OBJECTIVE
Go over the entries below line by line, copying each one that contains the word "valeurs".

GIVEN DATA
·····

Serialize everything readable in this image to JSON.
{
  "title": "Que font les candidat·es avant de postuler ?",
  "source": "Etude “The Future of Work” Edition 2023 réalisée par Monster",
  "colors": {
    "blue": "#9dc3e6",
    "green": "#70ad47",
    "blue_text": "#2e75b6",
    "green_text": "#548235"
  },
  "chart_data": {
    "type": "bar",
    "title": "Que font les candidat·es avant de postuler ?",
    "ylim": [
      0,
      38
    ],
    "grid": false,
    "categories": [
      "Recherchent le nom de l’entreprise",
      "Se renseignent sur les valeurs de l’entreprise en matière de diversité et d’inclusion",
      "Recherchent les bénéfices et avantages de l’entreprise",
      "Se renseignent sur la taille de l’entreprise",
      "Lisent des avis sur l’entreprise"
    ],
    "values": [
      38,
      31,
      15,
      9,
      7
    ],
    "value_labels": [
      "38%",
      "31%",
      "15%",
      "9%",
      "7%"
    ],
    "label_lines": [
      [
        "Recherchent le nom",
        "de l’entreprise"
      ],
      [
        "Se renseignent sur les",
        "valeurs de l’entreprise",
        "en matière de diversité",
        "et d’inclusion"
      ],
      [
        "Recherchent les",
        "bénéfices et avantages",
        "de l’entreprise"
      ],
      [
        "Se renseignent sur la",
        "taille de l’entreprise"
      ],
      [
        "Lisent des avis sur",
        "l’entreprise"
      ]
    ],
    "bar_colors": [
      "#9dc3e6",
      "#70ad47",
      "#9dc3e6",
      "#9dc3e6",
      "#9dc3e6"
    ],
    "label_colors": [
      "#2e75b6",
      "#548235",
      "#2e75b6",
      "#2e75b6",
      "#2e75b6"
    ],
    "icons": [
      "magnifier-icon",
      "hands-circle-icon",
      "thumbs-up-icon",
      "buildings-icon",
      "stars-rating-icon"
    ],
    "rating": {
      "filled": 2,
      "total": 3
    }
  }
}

·····

EXERCISE RESULT
      "Se renseignent sur les valeurs de l’entreprise en matière de diversité et d’inclusion",
        "valeurs de l’entreprise",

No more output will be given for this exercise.